__YOUR GOAL__
Reproduce the lines of the material below without any changes, and skip the picture in your answer.

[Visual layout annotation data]
------
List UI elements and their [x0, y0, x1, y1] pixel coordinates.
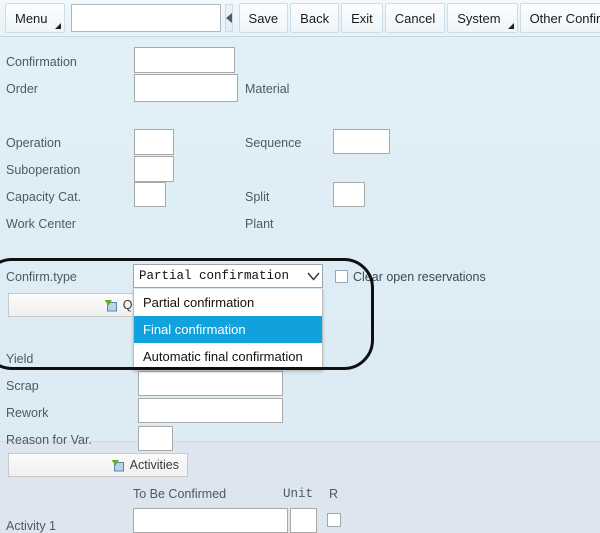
yield-label: Yield [6, 352, 34, 366]
activities-button-label: Activities [129, 458, 179, 472]
split-label: Split [245, 190, 270, 204]
order-label: Order [6, 82, 38, 96]
confirm-type-dropdown-list[interactable]: Partial confirmation Final confirmation … [133, 289, 323, 371]
clear-open-reservations-label: Clear open reservations [353, 270, 486, 284]
dropdown-option-label: Automatic final confirmation [143, 349, 303, 364]
cancel-button[interactable]: Cancel [384, 3, 446, 33]
work-center-label: Work Center [6, 217, 76, 231]
exit-button[interactable]: Exit [341, 3, 383, 33]
cancel-button-label: Cancel [394, 10, 436, 26]
plant-label: Plant [245, 217, 274, 231]
menu-button-label: Menu [15, 10, 48, 26]
confirmation-label: Confirmation [6, 55, 77, 69]
chevron-down-icon [54, 23, 61, 29]
suboperation-label: Suboperation [6, 163, 81, 177]
activity-1-r-checkbox[interactable] [327, 513, 341, 527]
activity-1-unit-input[interactable] [290, 508, 317, 533]
back-button-label: Back [300, 10, 330, 26]
activity-1-label: Activity 1 [6, 519, 57, 533]
sap-confirmation-screen: Menu Save Back Exit Cancel System Other … [0, 0, 600, 533]
activities-button[interactable]: Activities [8, 453, 188, 477]
nav-back-button[interactable] [224, 4, 233, 32]
clear-open-reservations-checkbox[interactable] [335, 270, 348, 283]
toolbar: Menu Save Back Exit Cancel System Other … [0, 0, 600, 37]
folder-expand-icon [111, 459, 125, 472]
split-input[interactable] [333, 182, 365, 207]
command-field[interactable] [70, 4, 221, 32]
confirm-type-combobox[interactable]: Partial confirmation [133, 264, 323, 288]
capacity-cat-input[interactable] [134, 182, 166, 207]
col-unit: Unit [283, 487, 314, 501]
capacity-cat-label: Capacity Cat. [6, 190, 82, 204]
reason-for-var-label: Reason for Var. [6, 433, 92, 447]
col-r: R [329, 487, 339, 501]
chevron-down-icon[interactable] [304, 272, 322, 281]
menu-button[interactable]: Menu [5, 3, 65, 33]
rework-label: Rework [6, 406, 49, 420]
scrap-input[interactable] [138, 371, 283, 396]
scrap-label: Scrap [6, 379, 39, 393]
dropdown-option-label: Final confirmation [143, 322, 246, 337]
chevron-down-icon [507, 23, 514, 29]
back-button[interactable]: Back [290, 3, 340, 33]
save-button-label: Save [248, 10, 279, 26]
sequence-input[interactable] [333, 129, 390, 154]
other-confirmation-button[interactable]: Other Confirma [519, 3, 600, 33]
suboperation-input[interactable] [134, 156, 174, 182]
save-button[interactable]: Save [238, 3, 289, 33]
system-menu-button[interactable]: System [447, 3, 518, 33]
material-label: Material [245, 82, 290, 96]
left-triangle-icon [225, 13, 232, 23]
exit-button-label: Exit [351, 10, 373, 26]
sequence-label: Sequence [245, 136, 302, 150]
dropdown-option-label: Partial confirmation [143, 295, 255, 310]
dropdown-option-final[interactable]: Final confirmation [134, 316, 322, 343]
reason-for-var-input[interactable] [138, 426, 173, 451]
folder-expand-icon [104, 299, 118, 312]
dropdown-option-automatic-final[interactable]: Automatic final confirmation [134, 343, 322, 370]
other-confirmation-label: Other Confirma [529, 10, 600, 26]
col-to-be-confirmed: To Be Confirmed [133, 487, 227, 501]
order-input[interactable] [134, 74, 238, 102]
dropdown-option-partial[interactable]: Partial confirmation [134, 289, 322, 316]
activity-1-input[interactable] [133, 508, 288, 533]
confirm-type-label: Confirm.type [6, 270, 77, 284]
confirm-type-value: Partial confirmation [139, 269, 290, 283]
confirmation-input[interactable] [134, 47, 235, 73]
operation-input[interactable] [134, 129, 174, 155]
rework-input[interactable] [138, 398, 283, 423]
operation-label: Operation [6, 136, 61, 150]
system-menu-label: System [457, 10, 501, 26]
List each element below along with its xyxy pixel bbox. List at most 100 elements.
------
__ANSWER IN FULL__
List UI elements and their [x0, y0, x1, y1] pixel coordinates.
yield-label: Yield [6, 352, 34, 366]
activities-button-label: Activities [129, 458, 179, 472]
split-label: Split [245, 190, 270, 204]
order-label: Order [6, 82, 38, 96]
confirm-type-dropdown-list[interactable]: Partial confirmation Final confirmation … [133, 289, 323, 371]
clear-open-reservations-label: Clear open reservations [353, 270, 486, 284]
dropdown-option-label: Automatic final confirmation [143, 349, 303, 364]
cancel-button[interactable]: Cancel [384, 3, 446, 33]
work-center-label: Work Center [6, 217, 76, 231]
exit-button[interactable]: Exit [341, 3, 383, 33]
cancel-button-label: Cancel [394, 10, 436, 26]
plant-label: Plant [245, 217, 274, 231]
menu-button-label: Menu [15, 10, 48, 26]
confirmation-label: Confirmation [6, 55, 77, 69]
chevron-down-icon [54, 23, 61, 29]
suboperation-label: Suboperation [6, 163, 81, 177]
activity-1-r-checkbox[interactable] [327, 513, 341, 527]
activity-1-unit-input[interactable] [290, 508, 317, 533]
back-button-label: Back [300, 10, 330, 26]
activity-1-label: Activity 1 [6, 519, 57, 533]
sap-confirmation-screen: Menu Save Back Exit Cancel System Other … [0, 0, 600, 533]
activities-button[interactable]: Activities [8, 453, 188, 477]
nav-back-button[interactable] [224, 4, 233, 32]
clear-open-reservations-checkbox[interactable] [335, 270, 348, 283]
toolbar: Menu Save Back Exit Cancel System Other … [0, 0, 600, 37]
folder-expand-icon [111, 459, 125, 472]
split-input[interactable] [333, 182, 365, 207]
command-field[interactable] [70, 4, 221, 32]
confirm-type-combobox[interactable]: Partial confirmation [133, 264, 323, 288]
capacity-cat-input[interactable] [134, 182, 166, 207]
col-unit: Unit [283, 487, 314, 501]
capacity-cat-label: Capacity Cat. [6, 190, 82, 204]
reason-for-var-label: Reason for Var. [6, 433, 92, 447]
col-r: R [329, 487, 339, 501]
chevron-down-icon[interactable] [304, 272, 322, 281]
menu-button[interactable]: Menu [5, 3, 65, 33]
rework-label: Rework [6, 406, 49, 420]
scrap-input[interactable] [138, 371, 283, 396]
scrap-label: Scrap [6, 379, 39, 393]
dropdown-option-label: Final confirmation [143, 322, 246, 337]
chevron-down-icon [507, 23, 514, 29]
back-button[interactable]: Back [290, 3, 340, 33]
save-button-label: Save [248, 10, 279, 26]
sequence-input[interactable] [333, 129, 390, 154]
other-confirmation-button[interactable]: Other Confirma [519, 3, 600, 33]
suboperation-input[interactable] [134, 156, 174, 182]
save-button[interactable]: Save [238, 3, 289, 33]
system-menu-button[interactable]: System [447, 3, 518, 33]
material-label: Material [245, 82, 290, 96]
left-triangle-icon [225, 13, 232, 23]
exit-button-label: Exit [351, 10, 373, 26]
sequence-label: Sequence [245, 136, 302, 150]
dropdown-option-label: Partial confirmation [143, 295, 255, 310]
dropdown-option-final[interactable]: Final confirmation [134, 316, 322, 343]
reason-for-var-input[interactable] [138, 426, 173, 451]
folder-expand-icon [104, 299, 118, 312]
dropdown-option-automatic-final[interactable]: Automatic final confirmation [134, 343, 322, 370]
other-confirmation-label: Other Confirma [529, 10, 600, 26]
col-to-be-confirmed: To Be Confirmed [133, 487, 227, 501]
order-input[interactable] [134, 74, 238, 102]
dropdown-option-partial[interactable]: Partial confirmation [134, 289, 322, 316]
activity-1-input[interactable] [133, 508, 288, 533]
confirm-type-label: Confirm.type [6, 270, 77, 284]
confirm-type-value: Partial confirmation [139, 269, 290, 283]
confirmation-input[interactable] [134, 47, 235, 73]
operation-input[interactable] [134, 129, 174, 155]
rework-input[interactable] [138, 398, 283, 423]
operation-label: Operation [6, 136, 61, 150]
system-menu-label: System [457, 10, 501, 26]
List each element below along with its xyxy pixel bbox. List at most 100 elements.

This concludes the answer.